AIM: From the entries below, copy every line where the string "this" appears.

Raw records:
________________

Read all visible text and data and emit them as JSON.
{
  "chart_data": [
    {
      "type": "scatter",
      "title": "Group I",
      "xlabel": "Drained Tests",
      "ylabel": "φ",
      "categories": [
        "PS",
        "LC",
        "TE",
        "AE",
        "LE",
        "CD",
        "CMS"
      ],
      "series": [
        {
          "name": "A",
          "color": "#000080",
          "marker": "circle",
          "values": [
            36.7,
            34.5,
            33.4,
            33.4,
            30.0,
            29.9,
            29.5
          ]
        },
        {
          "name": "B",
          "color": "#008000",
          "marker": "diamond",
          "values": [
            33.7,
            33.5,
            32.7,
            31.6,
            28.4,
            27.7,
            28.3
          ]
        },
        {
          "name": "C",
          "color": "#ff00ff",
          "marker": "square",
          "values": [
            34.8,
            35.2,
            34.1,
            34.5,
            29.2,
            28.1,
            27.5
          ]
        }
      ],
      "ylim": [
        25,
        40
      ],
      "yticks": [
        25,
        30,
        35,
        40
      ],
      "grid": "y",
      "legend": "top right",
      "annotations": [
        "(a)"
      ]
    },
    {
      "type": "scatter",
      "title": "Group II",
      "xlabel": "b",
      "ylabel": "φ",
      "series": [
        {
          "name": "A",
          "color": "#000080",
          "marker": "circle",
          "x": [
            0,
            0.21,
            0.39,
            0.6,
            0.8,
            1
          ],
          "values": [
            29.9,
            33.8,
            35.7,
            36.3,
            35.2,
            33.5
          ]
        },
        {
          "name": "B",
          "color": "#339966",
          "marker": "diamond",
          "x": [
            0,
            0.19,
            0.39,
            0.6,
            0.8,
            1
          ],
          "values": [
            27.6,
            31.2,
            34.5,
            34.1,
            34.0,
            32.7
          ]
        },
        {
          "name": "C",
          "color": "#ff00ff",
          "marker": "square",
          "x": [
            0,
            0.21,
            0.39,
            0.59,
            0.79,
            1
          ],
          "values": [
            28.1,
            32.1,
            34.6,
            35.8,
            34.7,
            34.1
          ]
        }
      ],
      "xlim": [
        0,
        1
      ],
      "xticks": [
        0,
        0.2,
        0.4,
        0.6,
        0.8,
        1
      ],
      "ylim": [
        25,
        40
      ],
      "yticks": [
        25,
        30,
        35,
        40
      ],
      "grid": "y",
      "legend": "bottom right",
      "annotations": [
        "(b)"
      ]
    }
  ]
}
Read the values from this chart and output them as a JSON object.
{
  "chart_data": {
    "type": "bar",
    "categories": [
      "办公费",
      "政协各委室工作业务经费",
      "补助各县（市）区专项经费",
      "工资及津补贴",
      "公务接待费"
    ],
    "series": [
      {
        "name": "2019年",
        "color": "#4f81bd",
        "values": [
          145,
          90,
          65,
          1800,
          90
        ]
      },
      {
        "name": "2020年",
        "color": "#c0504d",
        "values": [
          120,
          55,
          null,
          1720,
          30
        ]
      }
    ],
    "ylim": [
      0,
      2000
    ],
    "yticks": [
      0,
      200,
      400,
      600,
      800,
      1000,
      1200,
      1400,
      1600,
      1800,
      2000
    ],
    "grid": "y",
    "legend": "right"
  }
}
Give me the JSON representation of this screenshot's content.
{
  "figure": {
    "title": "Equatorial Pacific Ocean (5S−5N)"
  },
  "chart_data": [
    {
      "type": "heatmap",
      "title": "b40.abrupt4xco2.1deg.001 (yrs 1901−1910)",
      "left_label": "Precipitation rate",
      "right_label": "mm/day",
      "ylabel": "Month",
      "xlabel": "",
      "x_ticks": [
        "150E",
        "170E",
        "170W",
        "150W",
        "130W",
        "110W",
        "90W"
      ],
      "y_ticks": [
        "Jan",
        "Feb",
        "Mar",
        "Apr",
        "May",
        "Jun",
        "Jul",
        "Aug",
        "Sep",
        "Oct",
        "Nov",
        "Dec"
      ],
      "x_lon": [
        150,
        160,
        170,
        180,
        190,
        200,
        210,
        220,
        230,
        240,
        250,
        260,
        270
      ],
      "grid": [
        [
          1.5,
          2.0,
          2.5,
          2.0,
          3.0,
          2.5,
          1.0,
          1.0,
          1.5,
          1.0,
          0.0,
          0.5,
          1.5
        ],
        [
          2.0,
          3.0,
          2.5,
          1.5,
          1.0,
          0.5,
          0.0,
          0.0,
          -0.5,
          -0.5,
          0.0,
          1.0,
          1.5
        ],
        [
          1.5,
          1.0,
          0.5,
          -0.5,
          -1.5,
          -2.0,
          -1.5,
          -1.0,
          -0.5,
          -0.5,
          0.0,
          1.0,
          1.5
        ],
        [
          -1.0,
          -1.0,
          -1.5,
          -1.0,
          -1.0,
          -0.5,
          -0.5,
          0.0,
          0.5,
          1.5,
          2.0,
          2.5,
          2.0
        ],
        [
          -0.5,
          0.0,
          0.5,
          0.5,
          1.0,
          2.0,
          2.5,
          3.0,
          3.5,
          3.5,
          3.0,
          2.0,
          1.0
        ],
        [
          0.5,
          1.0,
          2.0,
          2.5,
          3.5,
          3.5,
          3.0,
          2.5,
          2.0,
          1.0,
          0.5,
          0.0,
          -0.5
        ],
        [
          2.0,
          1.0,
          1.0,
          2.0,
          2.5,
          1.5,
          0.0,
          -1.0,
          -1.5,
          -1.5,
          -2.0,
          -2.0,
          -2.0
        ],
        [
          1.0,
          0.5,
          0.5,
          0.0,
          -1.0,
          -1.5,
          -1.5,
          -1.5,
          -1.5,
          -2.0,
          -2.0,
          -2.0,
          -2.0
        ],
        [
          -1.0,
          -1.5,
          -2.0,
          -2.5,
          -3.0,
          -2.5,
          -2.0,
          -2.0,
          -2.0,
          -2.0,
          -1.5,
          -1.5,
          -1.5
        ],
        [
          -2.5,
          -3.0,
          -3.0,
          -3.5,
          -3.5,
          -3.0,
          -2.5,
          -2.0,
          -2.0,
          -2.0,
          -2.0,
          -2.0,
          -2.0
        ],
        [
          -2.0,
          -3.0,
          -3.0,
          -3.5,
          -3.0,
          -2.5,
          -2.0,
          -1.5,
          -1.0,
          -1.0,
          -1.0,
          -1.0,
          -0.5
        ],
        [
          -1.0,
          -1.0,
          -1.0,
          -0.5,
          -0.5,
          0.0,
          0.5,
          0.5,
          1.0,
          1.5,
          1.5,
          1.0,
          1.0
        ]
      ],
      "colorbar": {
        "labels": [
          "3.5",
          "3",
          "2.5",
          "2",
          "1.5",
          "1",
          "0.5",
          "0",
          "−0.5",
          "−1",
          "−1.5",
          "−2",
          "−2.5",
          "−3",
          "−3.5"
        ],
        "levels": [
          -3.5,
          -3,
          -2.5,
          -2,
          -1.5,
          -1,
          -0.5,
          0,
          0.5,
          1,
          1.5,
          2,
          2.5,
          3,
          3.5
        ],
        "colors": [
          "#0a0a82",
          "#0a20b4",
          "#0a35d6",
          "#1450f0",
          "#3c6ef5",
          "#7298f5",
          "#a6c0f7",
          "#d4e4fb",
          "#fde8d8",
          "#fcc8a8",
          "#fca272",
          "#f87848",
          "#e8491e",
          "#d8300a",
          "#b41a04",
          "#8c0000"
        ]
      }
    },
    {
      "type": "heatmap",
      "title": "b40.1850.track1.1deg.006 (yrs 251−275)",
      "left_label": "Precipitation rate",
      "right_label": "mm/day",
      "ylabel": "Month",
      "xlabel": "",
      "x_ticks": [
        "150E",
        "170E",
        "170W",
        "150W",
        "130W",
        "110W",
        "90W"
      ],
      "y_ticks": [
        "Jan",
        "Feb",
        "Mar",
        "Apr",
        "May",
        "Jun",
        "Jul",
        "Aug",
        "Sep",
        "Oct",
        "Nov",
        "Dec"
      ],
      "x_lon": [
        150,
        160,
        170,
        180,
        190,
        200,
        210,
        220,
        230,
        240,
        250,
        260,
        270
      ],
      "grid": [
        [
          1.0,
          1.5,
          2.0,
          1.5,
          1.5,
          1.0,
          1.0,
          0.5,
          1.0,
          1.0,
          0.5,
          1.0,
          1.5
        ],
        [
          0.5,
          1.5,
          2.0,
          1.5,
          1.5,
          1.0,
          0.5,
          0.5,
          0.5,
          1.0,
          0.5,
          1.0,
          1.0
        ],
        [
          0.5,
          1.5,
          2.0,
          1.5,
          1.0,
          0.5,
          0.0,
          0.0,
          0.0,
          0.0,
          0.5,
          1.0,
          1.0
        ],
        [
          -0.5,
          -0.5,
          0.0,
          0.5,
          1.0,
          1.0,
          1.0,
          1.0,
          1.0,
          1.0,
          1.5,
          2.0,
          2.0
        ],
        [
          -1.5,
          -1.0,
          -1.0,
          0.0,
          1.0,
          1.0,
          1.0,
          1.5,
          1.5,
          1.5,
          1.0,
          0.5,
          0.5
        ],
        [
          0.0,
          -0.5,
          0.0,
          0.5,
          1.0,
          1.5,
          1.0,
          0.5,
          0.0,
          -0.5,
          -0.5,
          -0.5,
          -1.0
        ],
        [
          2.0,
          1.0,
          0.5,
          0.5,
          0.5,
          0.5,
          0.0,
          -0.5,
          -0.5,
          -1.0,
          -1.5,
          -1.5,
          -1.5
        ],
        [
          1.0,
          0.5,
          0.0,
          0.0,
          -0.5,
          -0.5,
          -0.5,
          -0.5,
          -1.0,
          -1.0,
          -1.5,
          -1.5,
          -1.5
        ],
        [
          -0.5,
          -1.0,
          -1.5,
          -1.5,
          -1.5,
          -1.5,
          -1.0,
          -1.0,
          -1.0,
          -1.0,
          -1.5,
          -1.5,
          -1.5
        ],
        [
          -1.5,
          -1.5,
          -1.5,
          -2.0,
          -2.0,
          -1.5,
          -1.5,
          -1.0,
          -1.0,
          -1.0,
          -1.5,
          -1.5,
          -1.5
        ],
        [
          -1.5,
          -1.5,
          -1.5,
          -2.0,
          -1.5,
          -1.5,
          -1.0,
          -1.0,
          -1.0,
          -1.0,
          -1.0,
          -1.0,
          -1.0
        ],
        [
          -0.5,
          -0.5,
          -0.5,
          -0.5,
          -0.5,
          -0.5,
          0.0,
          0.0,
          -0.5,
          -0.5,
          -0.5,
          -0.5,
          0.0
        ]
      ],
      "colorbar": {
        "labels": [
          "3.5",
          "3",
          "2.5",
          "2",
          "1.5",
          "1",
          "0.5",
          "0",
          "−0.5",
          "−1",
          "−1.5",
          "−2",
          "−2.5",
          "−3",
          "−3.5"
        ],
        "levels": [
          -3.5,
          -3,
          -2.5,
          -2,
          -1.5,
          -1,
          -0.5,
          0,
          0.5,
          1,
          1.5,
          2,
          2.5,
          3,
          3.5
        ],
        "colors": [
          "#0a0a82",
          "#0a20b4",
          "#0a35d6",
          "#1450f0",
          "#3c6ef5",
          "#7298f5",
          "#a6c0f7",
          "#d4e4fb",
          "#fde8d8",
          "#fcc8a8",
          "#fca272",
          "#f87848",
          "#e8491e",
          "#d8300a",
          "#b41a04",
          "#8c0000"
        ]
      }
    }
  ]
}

________________

WORKED ANSWER:
Read the values from this chart and output them as a JSON object.
Give me the JSON representation of this screenshot's content.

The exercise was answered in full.